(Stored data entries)

* Start *

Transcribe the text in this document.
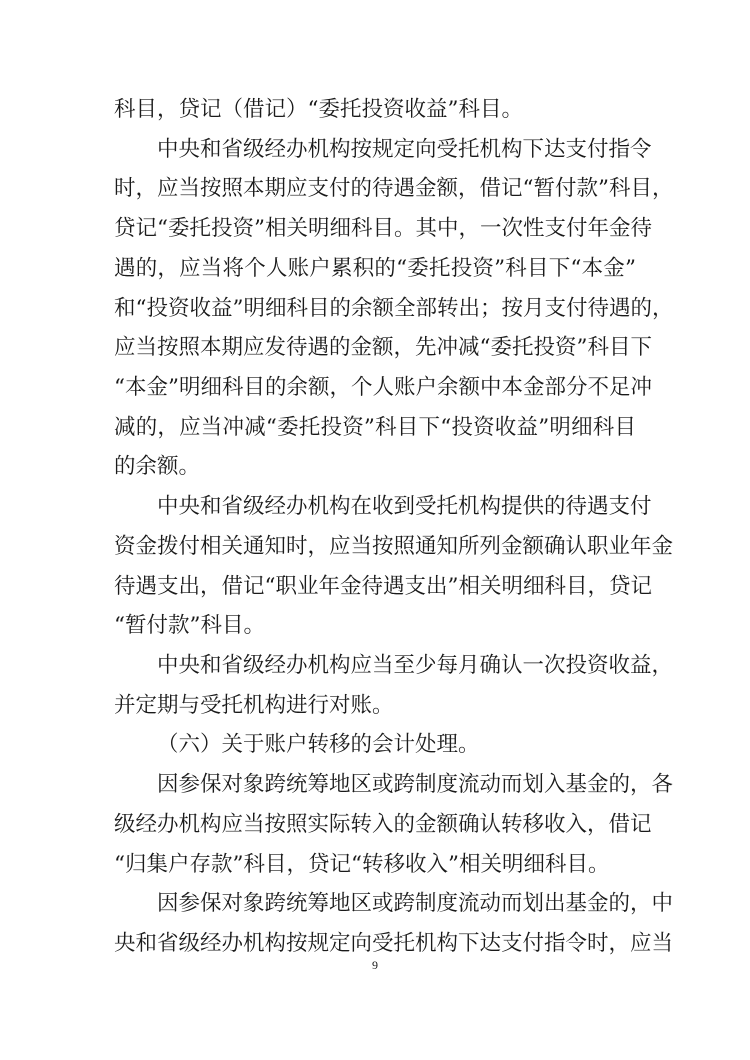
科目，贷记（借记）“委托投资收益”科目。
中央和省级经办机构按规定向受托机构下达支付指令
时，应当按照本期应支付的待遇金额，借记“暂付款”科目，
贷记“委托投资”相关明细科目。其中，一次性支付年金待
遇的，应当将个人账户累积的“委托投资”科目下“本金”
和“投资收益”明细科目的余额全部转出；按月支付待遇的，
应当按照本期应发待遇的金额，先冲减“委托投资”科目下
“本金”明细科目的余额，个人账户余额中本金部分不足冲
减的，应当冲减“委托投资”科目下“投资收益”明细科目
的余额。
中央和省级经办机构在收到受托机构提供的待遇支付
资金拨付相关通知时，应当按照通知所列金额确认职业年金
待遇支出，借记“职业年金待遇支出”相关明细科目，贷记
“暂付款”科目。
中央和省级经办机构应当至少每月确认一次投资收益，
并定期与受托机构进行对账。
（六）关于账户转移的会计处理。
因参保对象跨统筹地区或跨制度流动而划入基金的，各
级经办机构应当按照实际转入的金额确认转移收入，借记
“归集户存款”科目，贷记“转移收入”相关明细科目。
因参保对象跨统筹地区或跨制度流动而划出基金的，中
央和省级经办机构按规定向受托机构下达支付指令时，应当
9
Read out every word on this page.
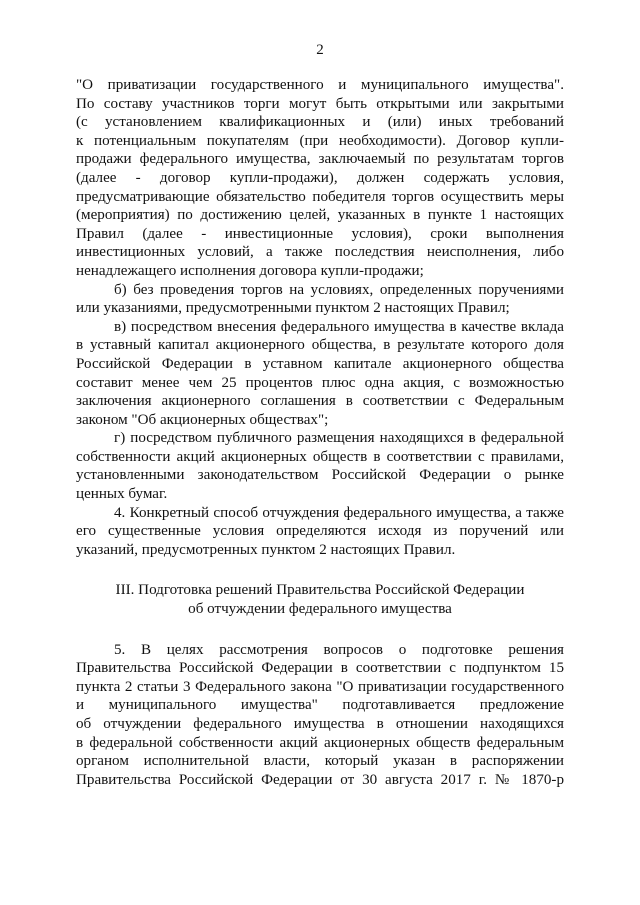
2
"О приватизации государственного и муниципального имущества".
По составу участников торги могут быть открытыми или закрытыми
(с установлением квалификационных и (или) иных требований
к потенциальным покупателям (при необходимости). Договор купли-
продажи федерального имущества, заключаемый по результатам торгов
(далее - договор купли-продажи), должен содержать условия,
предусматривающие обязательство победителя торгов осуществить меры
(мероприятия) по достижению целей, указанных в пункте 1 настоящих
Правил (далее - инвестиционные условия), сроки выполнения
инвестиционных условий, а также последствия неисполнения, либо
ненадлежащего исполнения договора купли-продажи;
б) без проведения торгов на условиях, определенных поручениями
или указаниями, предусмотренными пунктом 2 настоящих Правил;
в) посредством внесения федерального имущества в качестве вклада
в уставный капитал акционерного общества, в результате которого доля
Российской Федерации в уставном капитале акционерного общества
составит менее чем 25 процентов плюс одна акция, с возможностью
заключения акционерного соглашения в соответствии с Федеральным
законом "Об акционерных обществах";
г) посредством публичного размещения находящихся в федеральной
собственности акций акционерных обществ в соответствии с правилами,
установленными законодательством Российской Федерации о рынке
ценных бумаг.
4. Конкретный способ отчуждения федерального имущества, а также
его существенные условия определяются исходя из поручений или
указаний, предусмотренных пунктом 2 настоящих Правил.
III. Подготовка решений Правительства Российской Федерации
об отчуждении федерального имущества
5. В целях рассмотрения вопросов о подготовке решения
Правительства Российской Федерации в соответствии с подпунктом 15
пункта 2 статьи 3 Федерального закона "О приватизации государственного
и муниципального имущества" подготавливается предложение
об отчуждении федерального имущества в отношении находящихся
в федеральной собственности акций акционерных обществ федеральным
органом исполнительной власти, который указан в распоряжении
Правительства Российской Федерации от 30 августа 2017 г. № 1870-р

* End *
* Start *

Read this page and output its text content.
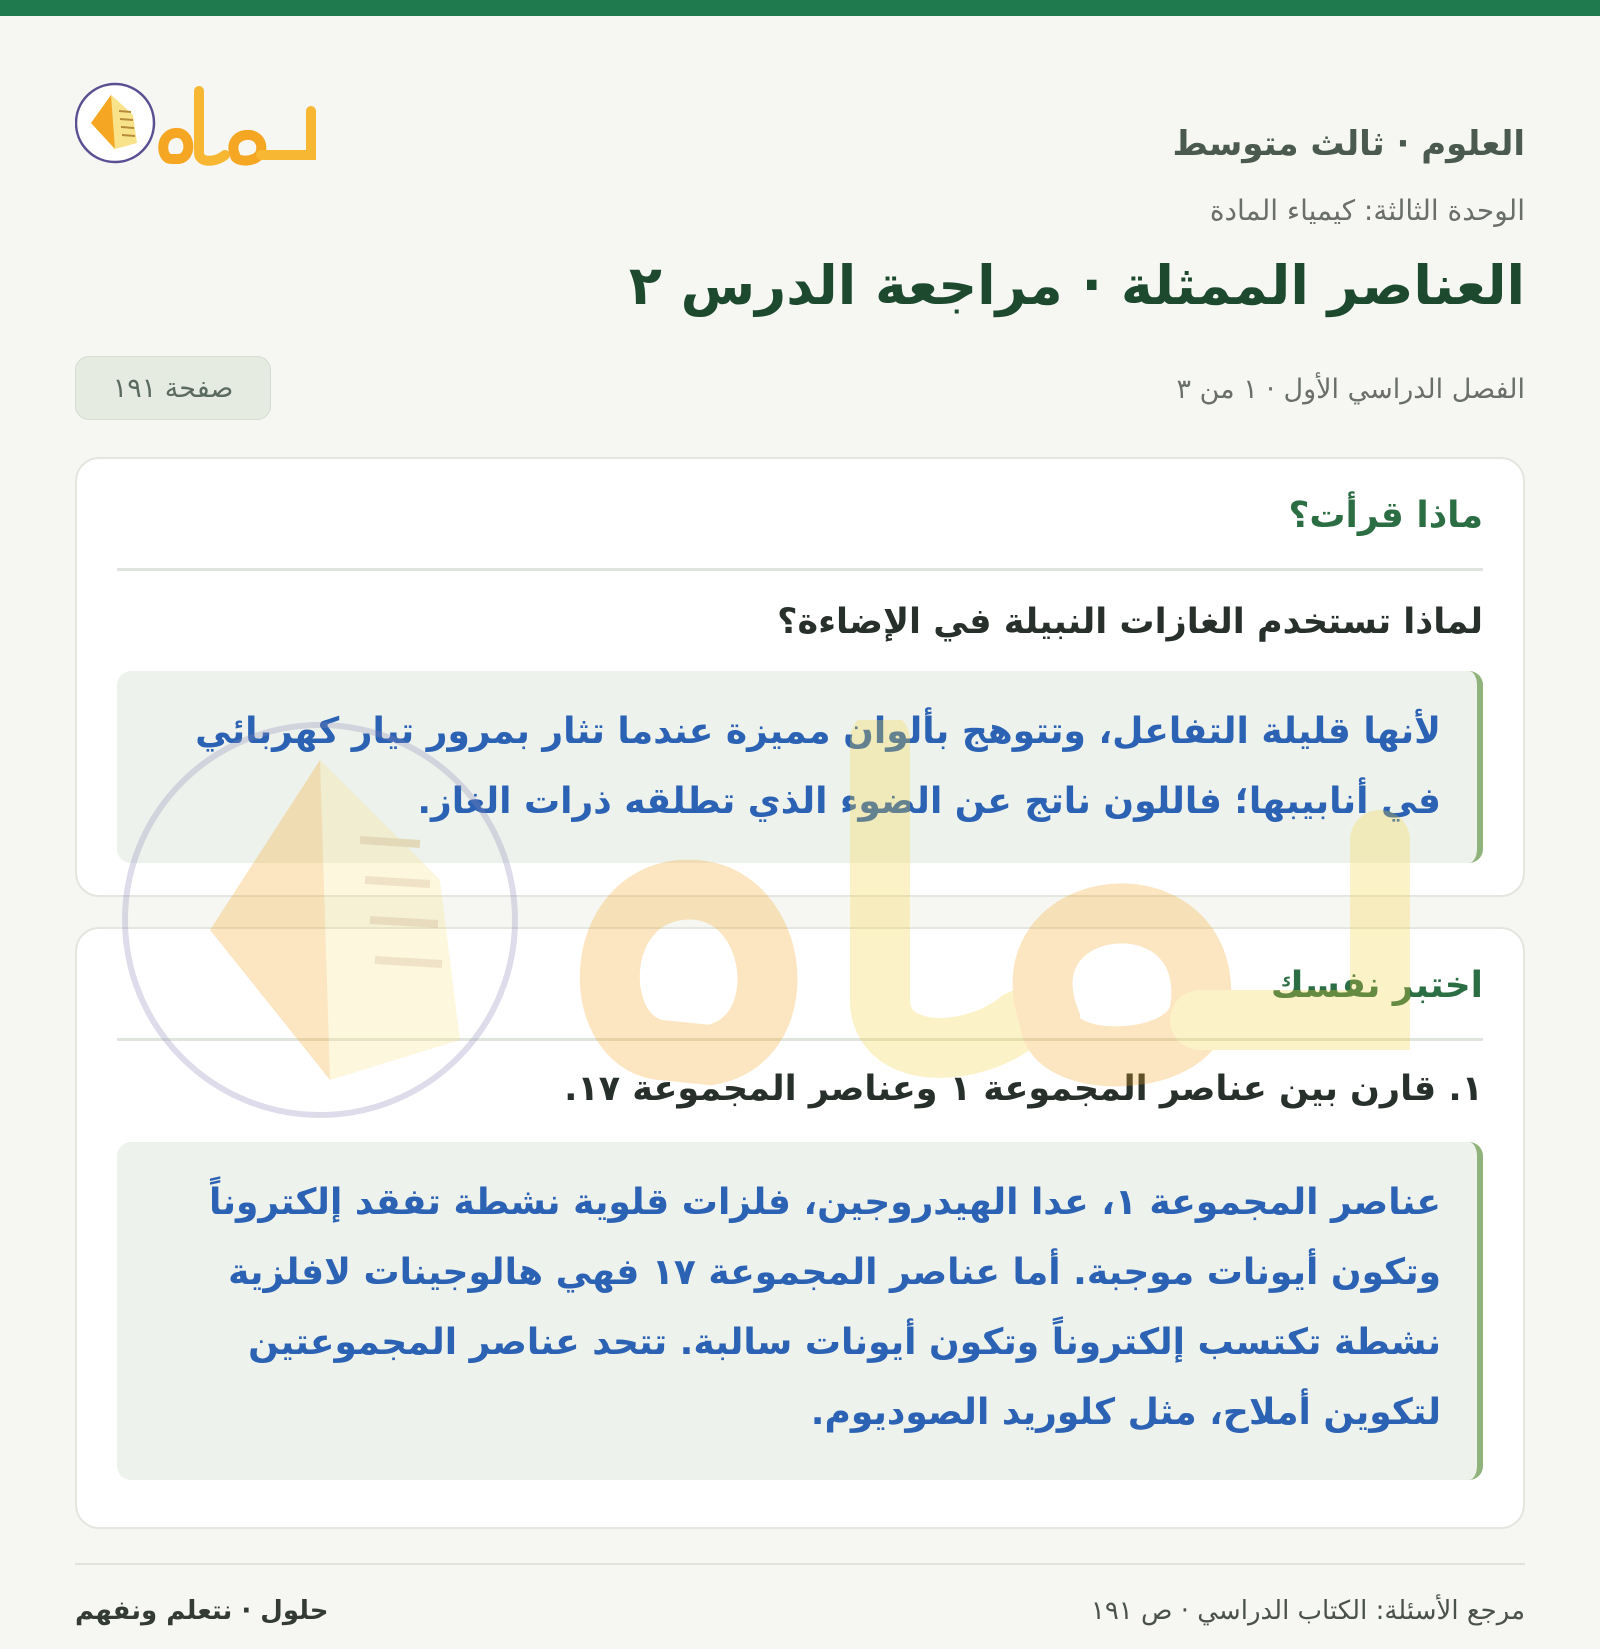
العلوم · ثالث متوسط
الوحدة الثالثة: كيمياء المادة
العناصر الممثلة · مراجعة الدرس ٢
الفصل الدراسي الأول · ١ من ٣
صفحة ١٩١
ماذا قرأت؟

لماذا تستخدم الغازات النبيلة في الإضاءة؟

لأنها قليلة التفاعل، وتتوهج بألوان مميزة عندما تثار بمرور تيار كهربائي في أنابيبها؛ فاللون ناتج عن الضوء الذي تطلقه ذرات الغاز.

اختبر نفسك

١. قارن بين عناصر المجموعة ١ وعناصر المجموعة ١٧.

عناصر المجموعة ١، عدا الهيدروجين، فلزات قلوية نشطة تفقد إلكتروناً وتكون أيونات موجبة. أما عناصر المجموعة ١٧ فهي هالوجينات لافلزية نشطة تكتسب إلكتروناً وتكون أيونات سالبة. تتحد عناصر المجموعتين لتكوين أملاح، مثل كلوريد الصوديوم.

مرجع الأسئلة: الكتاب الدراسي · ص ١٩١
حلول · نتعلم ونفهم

* End *
* Start *

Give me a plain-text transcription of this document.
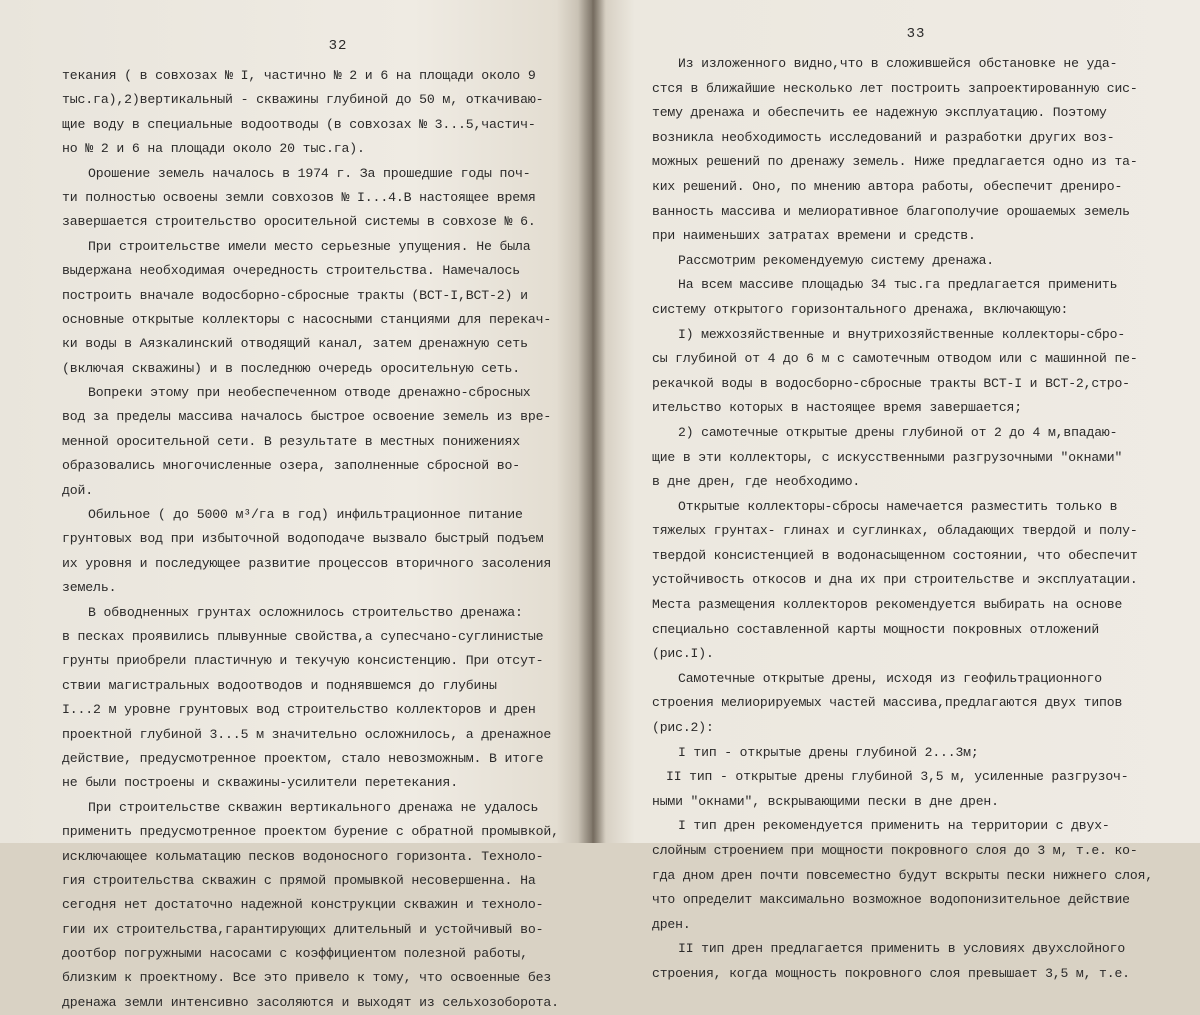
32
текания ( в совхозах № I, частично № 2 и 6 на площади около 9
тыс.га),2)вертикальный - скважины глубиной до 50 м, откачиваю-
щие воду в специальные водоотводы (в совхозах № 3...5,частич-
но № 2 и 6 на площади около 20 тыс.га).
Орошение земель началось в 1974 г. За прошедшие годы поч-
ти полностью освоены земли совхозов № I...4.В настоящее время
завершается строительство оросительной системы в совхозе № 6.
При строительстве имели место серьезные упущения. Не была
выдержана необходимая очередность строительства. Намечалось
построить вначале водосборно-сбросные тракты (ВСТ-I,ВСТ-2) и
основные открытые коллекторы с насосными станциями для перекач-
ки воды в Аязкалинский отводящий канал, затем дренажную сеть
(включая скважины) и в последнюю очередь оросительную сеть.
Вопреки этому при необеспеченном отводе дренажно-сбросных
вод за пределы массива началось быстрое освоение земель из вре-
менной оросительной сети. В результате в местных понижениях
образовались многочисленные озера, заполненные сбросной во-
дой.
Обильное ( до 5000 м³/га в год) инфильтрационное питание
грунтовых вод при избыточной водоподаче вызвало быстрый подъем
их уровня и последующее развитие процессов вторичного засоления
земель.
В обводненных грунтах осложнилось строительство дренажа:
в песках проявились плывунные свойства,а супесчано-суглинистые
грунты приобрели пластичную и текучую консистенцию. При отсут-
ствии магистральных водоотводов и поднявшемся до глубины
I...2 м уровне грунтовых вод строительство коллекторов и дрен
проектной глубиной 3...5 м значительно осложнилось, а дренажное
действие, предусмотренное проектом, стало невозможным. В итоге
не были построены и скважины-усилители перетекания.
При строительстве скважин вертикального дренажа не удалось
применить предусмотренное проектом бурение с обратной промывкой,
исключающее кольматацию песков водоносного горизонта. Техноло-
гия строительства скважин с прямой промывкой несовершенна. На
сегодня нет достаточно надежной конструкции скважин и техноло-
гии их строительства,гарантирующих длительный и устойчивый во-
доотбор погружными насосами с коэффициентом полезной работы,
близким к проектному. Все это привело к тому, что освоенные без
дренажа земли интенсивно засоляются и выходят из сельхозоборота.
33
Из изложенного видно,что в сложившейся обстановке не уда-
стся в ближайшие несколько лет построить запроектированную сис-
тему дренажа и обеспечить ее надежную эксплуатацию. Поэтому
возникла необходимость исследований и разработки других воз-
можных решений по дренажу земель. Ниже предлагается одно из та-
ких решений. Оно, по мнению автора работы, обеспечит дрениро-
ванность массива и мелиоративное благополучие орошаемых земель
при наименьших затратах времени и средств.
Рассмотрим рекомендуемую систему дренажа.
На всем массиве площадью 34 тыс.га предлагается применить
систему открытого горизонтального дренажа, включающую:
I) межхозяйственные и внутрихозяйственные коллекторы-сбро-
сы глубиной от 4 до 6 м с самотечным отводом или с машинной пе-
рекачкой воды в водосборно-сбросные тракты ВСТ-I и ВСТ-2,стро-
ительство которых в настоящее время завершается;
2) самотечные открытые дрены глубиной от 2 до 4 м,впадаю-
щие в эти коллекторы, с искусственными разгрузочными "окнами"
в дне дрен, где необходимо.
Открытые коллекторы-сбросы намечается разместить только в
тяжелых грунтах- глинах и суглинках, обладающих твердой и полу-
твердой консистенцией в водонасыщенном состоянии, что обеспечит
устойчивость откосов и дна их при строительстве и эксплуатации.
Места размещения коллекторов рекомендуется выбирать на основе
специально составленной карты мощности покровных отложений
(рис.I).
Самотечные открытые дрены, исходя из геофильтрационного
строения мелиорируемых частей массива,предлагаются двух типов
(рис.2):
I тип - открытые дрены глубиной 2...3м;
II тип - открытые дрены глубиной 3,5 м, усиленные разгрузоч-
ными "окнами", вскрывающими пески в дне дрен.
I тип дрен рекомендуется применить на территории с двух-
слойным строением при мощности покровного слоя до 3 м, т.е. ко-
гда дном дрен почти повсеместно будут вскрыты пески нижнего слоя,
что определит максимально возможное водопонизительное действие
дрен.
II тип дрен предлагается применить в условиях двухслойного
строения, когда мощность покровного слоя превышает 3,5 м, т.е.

* End *

- REQUIREMENT -
In the material above, find the lines that contain "сбросные" and show them.

- FINISHED TASK -
построить вначале водосборно-сбросные тракты (ВСТ-I,ВСТ-2) и
рекачкой воды в водосборно-сбросные тракты ВСТ-I и ВСТ-2,стро-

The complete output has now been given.